_Entries supplied_
-------------------------

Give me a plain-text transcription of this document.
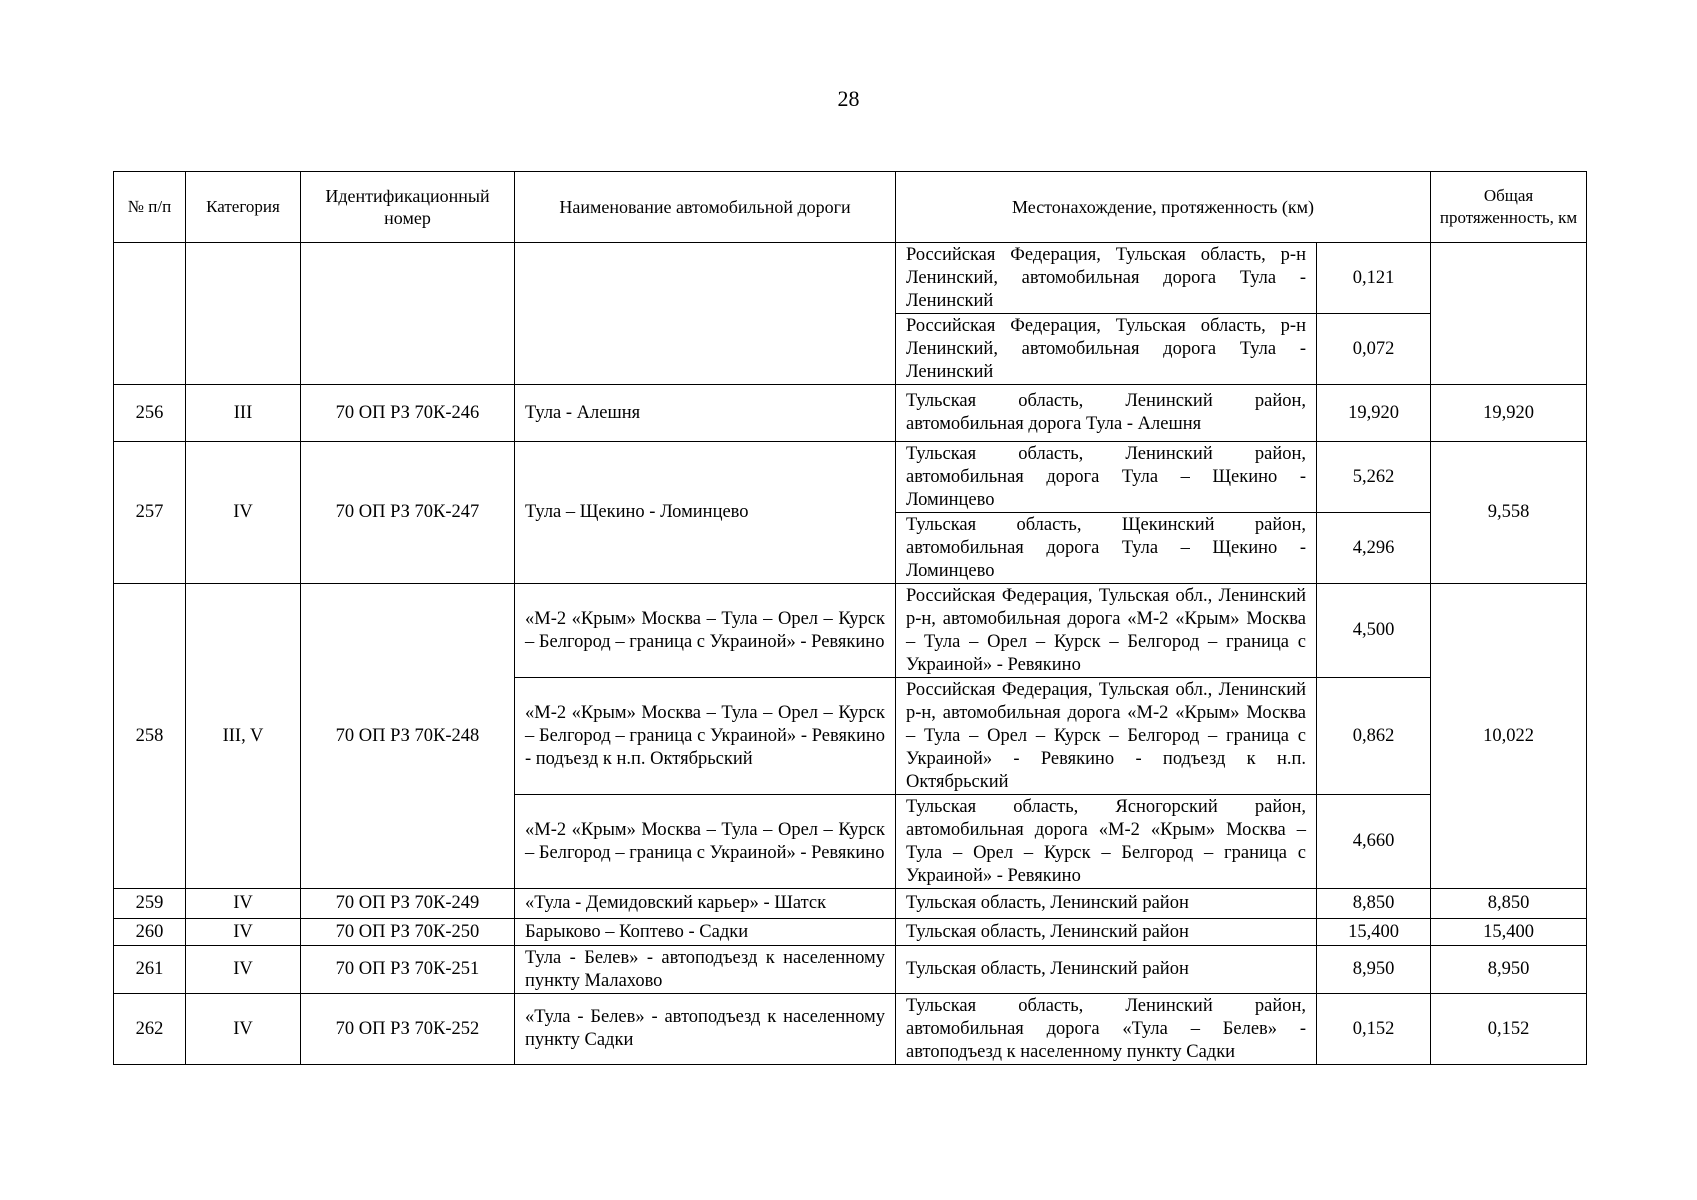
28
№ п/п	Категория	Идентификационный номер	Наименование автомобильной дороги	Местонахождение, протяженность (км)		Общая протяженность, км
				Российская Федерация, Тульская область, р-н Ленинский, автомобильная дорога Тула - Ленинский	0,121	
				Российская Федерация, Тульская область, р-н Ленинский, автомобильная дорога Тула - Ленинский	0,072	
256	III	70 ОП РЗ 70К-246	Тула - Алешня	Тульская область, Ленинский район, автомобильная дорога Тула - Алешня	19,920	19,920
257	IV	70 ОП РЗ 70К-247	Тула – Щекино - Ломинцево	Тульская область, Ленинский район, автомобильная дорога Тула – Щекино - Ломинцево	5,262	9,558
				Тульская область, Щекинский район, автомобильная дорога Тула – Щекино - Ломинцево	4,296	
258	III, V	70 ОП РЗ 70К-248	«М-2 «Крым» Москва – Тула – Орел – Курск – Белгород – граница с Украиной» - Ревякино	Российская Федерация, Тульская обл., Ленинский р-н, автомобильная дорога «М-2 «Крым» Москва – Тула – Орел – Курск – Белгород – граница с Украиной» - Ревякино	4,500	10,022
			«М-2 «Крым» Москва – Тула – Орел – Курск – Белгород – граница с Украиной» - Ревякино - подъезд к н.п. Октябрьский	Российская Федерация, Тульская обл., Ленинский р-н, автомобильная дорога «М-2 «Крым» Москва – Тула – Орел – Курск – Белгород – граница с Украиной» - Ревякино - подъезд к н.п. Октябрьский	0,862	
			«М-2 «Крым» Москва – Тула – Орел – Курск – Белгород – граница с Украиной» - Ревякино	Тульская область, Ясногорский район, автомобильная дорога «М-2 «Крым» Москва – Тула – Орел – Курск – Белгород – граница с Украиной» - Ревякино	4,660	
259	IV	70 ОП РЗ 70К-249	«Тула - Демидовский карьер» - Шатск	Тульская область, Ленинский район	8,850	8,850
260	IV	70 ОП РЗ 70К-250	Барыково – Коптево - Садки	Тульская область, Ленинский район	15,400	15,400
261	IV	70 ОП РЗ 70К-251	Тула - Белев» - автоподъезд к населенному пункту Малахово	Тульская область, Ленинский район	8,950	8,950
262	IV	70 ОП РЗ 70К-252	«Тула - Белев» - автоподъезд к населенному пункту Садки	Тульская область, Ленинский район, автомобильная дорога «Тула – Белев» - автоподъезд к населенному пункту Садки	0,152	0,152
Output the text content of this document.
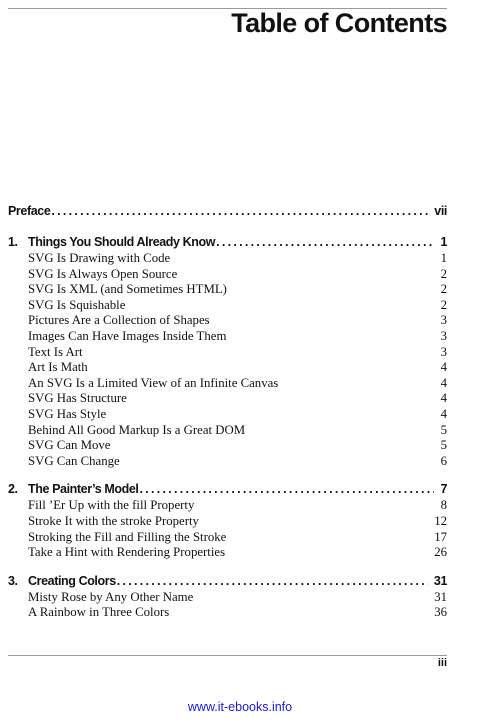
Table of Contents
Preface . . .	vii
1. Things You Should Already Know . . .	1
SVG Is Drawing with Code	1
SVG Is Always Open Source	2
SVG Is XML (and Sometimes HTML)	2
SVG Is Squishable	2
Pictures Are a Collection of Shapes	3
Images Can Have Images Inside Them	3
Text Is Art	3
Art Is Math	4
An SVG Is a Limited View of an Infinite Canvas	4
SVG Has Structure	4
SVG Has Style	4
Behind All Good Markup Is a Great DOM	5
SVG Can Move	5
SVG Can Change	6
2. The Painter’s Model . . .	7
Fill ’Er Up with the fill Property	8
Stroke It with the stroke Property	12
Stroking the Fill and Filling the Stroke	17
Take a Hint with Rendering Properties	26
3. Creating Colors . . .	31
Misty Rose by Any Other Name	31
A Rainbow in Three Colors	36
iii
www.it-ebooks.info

-------------------------

_Your instructions_
Make an exact copy of the lines above, starting at the line that contains "Output the text content of this document." and running through the final line of the entries. Omit the pictures.

_Reply to the task_
Output the text content of this document.
Table of Contents
Preface . . .	vii
1. Things You Should Already Know . . .	1
SVG Is Drawing with Code	1
SVG Is Always Open Source	2
SVG Is XML (and Sometimes HTML)	2
SVG Is Squishable	2
Pictures Are a Collection of Shapes	3
Images Can Have Images Inside Them	3
Text Is Art	3
Art Is Math	4
An SVG Is a Limited View of an Infinite Canvas	4
SVG Has Structure	4
SVG Has Style	4
Behind All Good Markup Is a Great DOM	5
SVG Can Move	5
SVG Can Change	6
2. The Painter’s Model . . .	7
Fill ’Er Up with the fill Property	8
Stroke It with the stroke Property	12
Stroking the Fill and Filling the Stroke	17
Take a Hint with Rendering Properties	26
3. Creating Colors . . .	31
Misty Rose by Any Other Name	31
A Rainbow in Three Colors	36
iii
www.it-ebooks.info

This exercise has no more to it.